(Stored dataset items)
■ ■ ■ ■ ■ ■ ■

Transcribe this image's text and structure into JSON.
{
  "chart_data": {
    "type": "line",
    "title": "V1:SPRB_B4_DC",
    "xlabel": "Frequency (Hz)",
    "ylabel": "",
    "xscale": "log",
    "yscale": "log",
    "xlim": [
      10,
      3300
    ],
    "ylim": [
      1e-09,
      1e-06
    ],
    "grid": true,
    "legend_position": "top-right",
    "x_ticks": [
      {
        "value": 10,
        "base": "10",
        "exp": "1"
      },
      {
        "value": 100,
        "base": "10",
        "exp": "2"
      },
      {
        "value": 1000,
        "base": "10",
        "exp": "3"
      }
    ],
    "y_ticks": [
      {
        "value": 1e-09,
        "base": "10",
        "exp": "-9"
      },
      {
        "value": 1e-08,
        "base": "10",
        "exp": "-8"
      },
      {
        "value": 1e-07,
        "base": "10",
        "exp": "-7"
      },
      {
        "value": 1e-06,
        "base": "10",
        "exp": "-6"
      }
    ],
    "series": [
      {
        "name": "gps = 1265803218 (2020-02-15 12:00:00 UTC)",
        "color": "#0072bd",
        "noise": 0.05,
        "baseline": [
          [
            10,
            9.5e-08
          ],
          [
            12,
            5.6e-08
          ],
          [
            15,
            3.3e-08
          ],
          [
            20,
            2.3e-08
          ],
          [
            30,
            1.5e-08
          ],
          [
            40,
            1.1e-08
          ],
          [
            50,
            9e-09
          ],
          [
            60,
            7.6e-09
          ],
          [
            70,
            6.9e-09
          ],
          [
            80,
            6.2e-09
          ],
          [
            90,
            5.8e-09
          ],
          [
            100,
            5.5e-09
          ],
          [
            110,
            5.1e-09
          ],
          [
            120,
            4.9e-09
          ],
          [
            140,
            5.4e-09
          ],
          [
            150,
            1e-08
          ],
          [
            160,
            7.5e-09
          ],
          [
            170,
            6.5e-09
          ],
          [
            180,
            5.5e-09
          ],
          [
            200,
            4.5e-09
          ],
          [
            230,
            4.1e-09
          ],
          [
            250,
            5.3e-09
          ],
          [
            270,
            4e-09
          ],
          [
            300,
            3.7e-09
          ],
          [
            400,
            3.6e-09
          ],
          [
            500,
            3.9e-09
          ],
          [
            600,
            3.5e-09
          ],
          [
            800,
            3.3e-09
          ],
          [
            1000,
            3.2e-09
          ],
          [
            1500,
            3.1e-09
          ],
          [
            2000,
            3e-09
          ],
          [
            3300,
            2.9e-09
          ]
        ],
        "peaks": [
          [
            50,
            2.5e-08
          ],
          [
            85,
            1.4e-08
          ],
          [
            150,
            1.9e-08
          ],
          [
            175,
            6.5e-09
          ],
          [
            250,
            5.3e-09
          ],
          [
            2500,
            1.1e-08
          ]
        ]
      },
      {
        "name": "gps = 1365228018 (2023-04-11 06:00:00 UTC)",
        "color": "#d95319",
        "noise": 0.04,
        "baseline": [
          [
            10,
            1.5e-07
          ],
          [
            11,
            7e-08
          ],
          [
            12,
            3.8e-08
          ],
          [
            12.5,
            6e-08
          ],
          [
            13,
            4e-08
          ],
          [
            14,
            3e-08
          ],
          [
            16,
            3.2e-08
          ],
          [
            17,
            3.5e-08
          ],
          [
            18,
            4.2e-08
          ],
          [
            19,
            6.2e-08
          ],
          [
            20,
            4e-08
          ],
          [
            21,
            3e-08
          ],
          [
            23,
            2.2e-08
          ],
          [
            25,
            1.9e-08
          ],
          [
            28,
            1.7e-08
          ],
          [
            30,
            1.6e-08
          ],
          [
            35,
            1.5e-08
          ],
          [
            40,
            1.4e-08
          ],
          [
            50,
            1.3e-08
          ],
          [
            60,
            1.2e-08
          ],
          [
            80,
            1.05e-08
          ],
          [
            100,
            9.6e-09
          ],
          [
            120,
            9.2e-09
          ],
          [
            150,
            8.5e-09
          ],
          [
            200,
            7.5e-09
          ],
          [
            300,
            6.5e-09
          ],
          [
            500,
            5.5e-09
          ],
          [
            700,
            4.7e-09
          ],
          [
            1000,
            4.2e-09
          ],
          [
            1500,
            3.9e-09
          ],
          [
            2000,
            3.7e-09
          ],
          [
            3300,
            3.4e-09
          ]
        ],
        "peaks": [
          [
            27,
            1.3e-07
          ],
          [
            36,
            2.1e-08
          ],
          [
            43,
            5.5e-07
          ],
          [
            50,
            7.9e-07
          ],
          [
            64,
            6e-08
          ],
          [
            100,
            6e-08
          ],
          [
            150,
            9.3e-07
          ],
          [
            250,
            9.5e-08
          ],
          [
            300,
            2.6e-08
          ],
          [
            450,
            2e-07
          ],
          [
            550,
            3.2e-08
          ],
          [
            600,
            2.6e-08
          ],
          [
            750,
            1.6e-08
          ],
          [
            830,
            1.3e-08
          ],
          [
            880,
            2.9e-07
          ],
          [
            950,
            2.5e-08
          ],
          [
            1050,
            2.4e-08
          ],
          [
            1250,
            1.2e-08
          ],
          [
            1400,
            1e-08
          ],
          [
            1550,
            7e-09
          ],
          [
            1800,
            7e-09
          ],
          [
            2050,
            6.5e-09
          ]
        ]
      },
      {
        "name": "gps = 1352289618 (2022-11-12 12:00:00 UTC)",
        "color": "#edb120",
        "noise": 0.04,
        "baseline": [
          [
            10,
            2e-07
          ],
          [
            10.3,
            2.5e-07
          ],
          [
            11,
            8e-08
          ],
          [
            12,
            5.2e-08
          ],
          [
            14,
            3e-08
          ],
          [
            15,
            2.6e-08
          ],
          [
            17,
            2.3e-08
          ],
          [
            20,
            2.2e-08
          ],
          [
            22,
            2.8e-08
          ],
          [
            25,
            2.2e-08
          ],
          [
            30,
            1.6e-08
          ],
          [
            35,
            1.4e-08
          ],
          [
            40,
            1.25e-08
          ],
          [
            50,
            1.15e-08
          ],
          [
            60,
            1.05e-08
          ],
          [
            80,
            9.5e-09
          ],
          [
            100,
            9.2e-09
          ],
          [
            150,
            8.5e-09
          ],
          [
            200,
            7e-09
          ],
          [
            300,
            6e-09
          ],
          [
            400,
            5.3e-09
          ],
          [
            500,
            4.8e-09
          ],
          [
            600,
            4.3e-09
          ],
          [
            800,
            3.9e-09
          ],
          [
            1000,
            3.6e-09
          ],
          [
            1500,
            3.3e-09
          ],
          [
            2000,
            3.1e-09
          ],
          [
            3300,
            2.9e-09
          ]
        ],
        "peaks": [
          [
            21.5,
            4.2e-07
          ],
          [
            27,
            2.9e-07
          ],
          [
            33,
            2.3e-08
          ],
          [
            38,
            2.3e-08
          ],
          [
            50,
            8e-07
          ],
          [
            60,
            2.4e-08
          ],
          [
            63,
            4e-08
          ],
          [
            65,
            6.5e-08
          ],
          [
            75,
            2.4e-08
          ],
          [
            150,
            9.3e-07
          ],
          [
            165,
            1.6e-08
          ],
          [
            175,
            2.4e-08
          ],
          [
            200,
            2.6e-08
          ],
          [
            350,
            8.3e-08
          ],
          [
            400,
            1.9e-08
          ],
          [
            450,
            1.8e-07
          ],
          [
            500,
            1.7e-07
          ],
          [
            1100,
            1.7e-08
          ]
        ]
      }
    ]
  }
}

■ ■ ■ ■ ■ ■ ■

Given exercise >> Of the lines in the records, how many contain the word "value"? Answer with the number and nothing else.

Result of the exercise >> 7